PROMPT ▸ All of the lines below are to be transcribed faithfully, with pictures excluded from the copy.

start SUPPLIED RECORDS

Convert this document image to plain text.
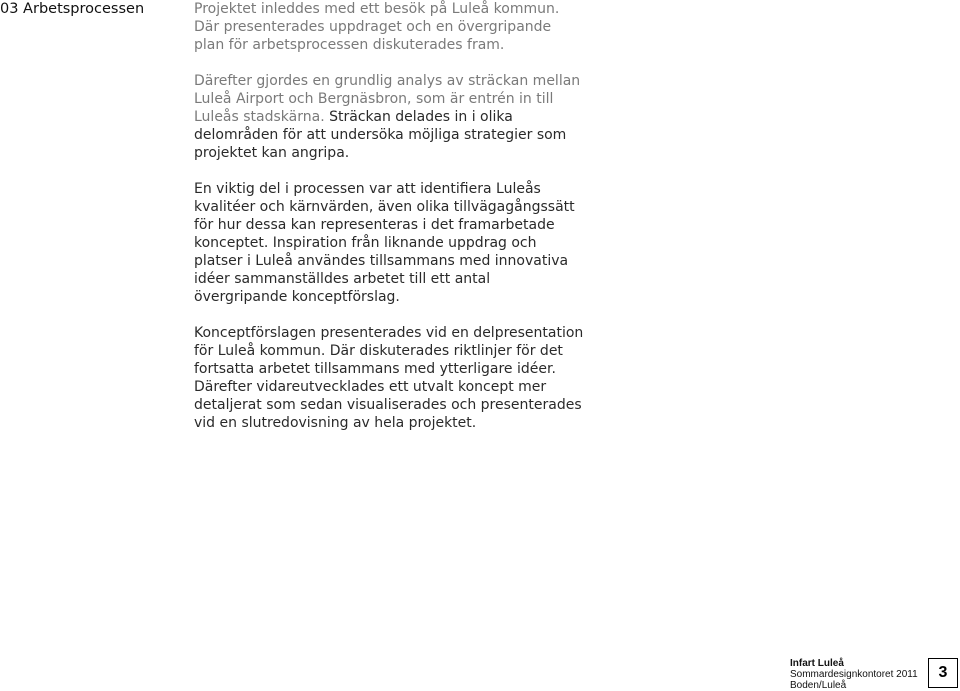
03 Arbetsprocessen	Projektet inleddes med ett besök på Luleå kommun. Där presenterades uppdraget och en övergripande plan för arbetsprocessen diskuterades fram.

Därefter gjordes en grundlig analys av sträckan mellan Luleå Airport och Bergnäsbron, som är entrén in till Luleås stadskärna. Sträckan delades in i olika delområden för att undersöka möjliga strategier som projektet kan angripa.

En viktig del i processen var att identifiera Luleås kvalitéer och kärnvärden, även olika tillvägagångssätt för hur dessa kan representeras i det framarbetade konceptet. Inspiration från liknande uppdrag och platser i Luleå användes tillsammans med innovativa idéer sammanställdes arbetet till ett antal övergripande konceptförslag.

Konceptförslagen presenterades vid en delpresentation för Luleå kommun. Där diskuterades riktlinjer för det fortsatta arbetet tillsammans med ytterligare idéer. Därefter vidareutvecklades ett utvalt koncept mer detaljerat som sedan visualiserades och presenterades vid en slutredovisning av hela projektet.

Infart Luleå
Sommardesignkontoret 2011
Boden/Luleå
3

end SUPPLIED RECORDS

OUTPUT BELOW ▸
Convert this document image to plain text.
03 Arbetsprocessen	Projektet inleddes med ett besök på Luleå kommun. Där presenterades uppdraget och en övergripande plan för arbetsprocessen diskuterades fram.

Därefter gjordes en grundlig analys av sträckan mellan Luleå Airport och Bergnäsbron, som är entrén in till Luleås stadskärna. Sträckan delades in i olika delområden för att undersöka möjliga strategier som projektet kan angripa.

En viktig del i processen var att identifiera Luleås kvalitéer och kärnvärden, även olika tillvägagångssätt för hur dessa kan representeras i det framarbetade konceptet. Inspiration från liknande uppdrag och platser i Luleå användes tillsammans med innovativa idéer sammanställdes arbetet till ett antal övergripande konceptförslag.

Konceptförslagen presenterades vid en delpresentation för Luleå kommun. Där diskuterades riktlinjer för det fortsatta arbetet tillsammans med ytterligare idéer. Därefter vidareutvecklades ett utvalt koncept mer detaljerat som sedan visualiserades och presenterades vid en slutredovisning av hela projektet.

Infart Luleå
Sommardesignkontoret 2011
Boden/Luleå
3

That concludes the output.